_TEXT SHOWN:_

Human papovavirus BK early gene regulation in nonpermissive cells

Abstract

The human papovavirus BK latently infects a majority of the population worldwide, and its DNA has been found in human tumor tissue. BKV is known to be highly oncogenic in rodents, and is capable of transforming cells in vitro. Rearrangements in the transcriptional regulatory sequences controlling expression of the transforming early gene, T antigen, are known to affect both the tumorigenic and transforming properties of this virus. Little is known about the mechanism by which this occurs. We have examined several aspects of BKV early promoter/enhancer regulation in cell types which the virus transforms, baby hamster kidney (BHK) and newborn rat kidney (NRK) cells, and compare them to the same processes in monkey kidney CV1 cells. We find that BKV early transcriptional efficiency requires the same enhancer repeat elements in all three cell types, but that requirements for sequences to the early and late side of these repeats vary between these cells. While the BKV T antigen was found to repress early gene expression from the BKV early promoter in CV1 cells, this effect was lower in BHK cells and essentially absent in NRK cells. The impaired autoregulation observed in rodent cells may be the result of inefficient T antigen production in these cells. DNA replication from the BKV origin was not detected in either BHK or NRK cells. Finally, we find no correlation between the efficiency of the BKV early regulatory region in directing gene expression and the ability to transform NRK cells.

_EXERCISE:_
Answer these questions using the abstract above.
(a) In which two cell types that BKV transforms was early promoter/enhancer regulation examined?
(b) In which cell type was repression of early gene expression by T antigen essentially absent?
(c) Was DNA replication from the BKV origin detected in either of those two cell types?

_DATASET CONTENT:_
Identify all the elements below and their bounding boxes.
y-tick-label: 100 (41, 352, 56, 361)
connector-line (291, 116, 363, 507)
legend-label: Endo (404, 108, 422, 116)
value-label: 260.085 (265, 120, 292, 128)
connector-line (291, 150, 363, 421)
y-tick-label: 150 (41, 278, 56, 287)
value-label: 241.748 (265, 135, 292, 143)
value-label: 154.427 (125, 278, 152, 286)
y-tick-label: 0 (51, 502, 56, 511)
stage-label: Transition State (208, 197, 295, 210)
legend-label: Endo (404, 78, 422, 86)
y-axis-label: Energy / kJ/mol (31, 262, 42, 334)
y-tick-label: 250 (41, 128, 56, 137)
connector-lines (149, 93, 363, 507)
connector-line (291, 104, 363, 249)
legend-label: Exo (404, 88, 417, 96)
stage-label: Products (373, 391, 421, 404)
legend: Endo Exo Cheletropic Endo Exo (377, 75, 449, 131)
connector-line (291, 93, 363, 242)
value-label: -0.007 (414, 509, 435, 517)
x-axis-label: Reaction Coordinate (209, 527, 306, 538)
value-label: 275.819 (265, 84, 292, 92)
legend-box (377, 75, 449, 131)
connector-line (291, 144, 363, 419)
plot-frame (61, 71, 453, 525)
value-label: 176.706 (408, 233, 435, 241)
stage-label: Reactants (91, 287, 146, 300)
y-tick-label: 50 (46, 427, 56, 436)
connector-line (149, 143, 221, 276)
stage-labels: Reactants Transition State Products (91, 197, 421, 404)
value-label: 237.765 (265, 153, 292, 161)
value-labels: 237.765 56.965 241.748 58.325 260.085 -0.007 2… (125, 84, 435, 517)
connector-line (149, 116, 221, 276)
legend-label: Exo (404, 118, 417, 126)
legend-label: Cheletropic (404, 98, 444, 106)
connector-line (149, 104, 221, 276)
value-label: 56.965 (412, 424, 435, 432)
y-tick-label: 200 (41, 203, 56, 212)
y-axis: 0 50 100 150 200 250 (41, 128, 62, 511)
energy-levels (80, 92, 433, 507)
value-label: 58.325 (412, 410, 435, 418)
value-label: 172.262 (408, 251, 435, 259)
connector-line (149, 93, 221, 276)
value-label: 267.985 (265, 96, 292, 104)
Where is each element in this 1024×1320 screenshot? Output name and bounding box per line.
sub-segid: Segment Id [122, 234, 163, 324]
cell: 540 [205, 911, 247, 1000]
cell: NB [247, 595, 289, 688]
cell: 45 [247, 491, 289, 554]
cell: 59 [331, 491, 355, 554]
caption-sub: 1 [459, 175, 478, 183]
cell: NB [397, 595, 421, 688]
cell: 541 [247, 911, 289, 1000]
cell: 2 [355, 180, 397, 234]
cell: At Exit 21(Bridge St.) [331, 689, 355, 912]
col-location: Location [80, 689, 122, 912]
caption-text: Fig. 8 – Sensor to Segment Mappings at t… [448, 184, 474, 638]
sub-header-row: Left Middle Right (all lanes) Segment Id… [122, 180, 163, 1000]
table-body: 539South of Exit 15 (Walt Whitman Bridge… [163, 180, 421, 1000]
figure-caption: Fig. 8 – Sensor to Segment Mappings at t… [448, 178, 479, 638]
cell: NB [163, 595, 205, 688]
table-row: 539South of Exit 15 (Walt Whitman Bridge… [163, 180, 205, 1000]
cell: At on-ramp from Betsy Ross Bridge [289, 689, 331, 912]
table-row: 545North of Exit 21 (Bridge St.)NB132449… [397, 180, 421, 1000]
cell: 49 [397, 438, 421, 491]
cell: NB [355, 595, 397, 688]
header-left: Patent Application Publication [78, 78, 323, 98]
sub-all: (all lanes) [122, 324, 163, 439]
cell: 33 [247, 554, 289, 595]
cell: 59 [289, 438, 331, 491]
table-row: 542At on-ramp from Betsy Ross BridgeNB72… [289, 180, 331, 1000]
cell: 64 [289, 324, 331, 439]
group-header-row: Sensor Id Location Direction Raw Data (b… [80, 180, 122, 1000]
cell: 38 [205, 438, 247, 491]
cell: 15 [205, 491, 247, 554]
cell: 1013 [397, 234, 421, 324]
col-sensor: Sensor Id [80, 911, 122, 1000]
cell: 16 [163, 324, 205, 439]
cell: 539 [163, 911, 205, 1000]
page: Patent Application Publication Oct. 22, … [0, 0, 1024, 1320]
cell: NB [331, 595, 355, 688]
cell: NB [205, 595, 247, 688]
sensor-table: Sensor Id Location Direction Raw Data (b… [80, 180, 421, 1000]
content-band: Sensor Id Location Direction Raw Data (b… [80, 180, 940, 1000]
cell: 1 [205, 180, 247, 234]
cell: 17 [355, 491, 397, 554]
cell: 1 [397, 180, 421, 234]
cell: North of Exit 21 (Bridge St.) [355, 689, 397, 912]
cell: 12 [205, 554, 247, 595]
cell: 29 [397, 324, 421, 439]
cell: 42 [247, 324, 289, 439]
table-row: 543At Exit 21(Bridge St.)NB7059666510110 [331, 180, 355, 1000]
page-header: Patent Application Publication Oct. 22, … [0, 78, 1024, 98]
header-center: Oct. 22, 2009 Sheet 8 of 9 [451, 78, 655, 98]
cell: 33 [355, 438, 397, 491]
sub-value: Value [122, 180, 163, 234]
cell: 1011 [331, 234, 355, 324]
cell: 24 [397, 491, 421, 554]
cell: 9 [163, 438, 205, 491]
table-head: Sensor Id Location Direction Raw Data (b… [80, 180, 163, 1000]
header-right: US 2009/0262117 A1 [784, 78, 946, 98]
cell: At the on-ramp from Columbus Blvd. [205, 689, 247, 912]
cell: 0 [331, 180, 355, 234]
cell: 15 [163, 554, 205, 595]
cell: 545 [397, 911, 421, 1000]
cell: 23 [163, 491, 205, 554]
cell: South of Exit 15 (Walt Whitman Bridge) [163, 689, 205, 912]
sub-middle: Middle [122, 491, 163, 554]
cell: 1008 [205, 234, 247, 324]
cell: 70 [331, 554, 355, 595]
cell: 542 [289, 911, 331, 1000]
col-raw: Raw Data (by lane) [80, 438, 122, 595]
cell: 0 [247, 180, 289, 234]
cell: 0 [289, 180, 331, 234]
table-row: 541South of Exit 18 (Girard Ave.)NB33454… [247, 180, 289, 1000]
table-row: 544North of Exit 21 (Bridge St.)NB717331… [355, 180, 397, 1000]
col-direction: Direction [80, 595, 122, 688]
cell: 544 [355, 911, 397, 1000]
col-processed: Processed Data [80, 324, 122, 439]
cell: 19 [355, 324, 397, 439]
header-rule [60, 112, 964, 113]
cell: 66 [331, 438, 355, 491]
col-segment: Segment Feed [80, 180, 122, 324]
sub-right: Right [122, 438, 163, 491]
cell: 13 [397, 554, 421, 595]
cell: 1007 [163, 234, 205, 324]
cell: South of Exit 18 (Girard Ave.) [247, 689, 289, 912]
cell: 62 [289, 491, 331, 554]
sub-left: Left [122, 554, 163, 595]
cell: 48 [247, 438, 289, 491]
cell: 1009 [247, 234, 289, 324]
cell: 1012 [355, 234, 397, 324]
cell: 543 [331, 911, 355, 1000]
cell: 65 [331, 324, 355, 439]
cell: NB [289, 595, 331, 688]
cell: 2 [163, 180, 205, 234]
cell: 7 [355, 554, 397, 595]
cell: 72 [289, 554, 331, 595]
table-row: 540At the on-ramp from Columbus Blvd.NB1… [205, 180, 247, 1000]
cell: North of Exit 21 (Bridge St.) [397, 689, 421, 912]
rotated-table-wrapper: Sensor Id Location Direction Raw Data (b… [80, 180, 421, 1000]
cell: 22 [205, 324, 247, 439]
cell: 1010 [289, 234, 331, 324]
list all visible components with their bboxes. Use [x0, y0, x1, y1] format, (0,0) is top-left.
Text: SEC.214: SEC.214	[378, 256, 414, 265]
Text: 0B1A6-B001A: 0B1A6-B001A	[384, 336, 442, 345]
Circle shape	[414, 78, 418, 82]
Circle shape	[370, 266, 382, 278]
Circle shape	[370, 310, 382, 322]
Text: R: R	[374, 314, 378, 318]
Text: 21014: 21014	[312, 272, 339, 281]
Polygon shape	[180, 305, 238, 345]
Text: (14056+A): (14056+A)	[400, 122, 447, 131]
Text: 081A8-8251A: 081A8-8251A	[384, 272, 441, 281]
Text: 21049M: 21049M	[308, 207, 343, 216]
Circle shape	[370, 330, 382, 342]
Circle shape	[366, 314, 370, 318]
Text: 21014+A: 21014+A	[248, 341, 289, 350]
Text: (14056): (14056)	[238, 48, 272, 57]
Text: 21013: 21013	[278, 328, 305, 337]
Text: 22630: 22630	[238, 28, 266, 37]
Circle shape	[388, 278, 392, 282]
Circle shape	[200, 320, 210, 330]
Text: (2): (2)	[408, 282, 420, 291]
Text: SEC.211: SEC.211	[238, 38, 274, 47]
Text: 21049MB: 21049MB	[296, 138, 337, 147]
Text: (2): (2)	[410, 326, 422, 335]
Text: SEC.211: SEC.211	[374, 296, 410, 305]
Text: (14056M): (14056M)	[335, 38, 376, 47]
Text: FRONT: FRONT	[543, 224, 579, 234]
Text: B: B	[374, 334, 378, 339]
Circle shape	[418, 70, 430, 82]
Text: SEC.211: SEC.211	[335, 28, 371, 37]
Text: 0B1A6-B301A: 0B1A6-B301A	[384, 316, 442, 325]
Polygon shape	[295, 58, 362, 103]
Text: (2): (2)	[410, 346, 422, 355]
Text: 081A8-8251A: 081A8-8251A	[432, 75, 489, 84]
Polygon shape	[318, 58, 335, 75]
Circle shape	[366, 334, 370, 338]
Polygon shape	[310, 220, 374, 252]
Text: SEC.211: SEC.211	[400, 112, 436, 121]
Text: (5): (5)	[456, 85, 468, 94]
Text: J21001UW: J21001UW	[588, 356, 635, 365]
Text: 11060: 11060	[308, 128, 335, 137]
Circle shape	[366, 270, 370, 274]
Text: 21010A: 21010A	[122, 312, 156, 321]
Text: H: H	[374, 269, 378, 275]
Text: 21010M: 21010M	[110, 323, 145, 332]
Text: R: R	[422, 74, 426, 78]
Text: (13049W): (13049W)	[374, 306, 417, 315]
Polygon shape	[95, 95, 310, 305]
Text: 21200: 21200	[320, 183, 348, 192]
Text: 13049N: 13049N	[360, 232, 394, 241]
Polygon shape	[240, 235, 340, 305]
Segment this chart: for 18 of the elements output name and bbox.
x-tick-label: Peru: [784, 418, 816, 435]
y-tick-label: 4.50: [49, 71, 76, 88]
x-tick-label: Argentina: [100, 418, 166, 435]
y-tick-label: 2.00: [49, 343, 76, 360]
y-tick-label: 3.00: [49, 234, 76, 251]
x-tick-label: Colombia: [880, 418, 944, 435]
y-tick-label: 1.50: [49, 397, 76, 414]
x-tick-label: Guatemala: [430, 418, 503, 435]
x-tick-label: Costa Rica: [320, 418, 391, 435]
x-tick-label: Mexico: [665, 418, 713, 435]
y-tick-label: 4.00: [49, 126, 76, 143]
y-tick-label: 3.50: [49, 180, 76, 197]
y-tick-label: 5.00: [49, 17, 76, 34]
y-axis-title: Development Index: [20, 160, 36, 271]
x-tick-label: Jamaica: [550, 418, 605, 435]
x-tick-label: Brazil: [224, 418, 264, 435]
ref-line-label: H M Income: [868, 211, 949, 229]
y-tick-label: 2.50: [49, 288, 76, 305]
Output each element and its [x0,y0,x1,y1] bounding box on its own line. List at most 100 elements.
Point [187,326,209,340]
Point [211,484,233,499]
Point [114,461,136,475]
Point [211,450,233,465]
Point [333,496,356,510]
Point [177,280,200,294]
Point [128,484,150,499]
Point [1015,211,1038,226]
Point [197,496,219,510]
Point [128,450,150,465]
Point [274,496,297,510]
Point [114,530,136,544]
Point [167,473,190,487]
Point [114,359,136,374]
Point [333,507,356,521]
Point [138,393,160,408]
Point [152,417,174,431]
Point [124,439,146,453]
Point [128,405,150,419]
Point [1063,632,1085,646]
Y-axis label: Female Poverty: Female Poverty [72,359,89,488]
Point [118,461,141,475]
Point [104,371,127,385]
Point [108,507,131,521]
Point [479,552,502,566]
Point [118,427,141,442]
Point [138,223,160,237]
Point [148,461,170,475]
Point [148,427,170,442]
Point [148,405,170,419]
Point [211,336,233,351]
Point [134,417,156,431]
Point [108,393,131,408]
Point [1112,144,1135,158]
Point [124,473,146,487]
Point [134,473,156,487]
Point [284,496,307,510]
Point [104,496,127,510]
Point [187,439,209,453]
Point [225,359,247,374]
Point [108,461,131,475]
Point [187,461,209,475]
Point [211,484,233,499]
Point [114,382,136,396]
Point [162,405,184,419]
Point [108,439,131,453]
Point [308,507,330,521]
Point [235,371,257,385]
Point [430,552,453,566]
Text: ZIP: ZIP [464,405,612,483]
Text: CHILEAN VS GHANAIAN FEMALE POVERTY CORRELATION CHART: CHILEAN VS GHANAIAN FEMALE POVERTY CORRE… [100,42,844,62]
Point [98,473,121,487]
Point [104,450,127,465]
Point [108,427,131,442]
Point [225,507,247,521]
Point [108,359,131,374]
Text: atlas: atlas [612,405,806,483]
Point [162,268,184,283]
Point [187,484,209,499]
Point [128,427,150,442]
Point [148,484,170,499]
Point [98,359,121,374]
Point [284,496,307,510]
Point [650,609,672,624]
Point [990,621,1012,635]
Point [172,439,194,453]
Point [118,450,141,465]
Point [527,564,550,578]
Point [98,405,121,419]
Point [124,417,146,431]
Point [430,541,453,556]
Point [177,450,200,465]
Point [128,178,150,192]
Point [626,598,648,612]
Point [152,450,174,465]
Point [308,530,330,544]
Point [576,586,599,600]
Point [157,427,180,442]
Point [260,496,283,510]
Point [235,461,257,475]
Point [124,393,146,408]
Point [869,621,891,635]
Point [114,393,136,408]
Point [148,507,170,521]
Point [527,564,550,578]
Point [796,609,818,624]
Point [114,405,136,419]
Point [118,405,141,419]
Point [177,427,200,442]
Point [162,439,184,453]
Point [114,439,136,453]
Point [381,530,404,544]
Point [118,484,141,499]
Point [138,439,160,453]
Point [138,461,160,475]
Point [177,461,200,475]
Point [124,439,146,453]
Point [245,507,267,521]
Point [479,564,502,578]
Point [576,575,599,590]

_PROBLEM SOLUTION:_
(a) Baby hamster kidney (BHK) cells and newborn rat kidney (NRK) cells.
(b) NRK cells.
(c) No, it was not detected in either BHK or NRK cells.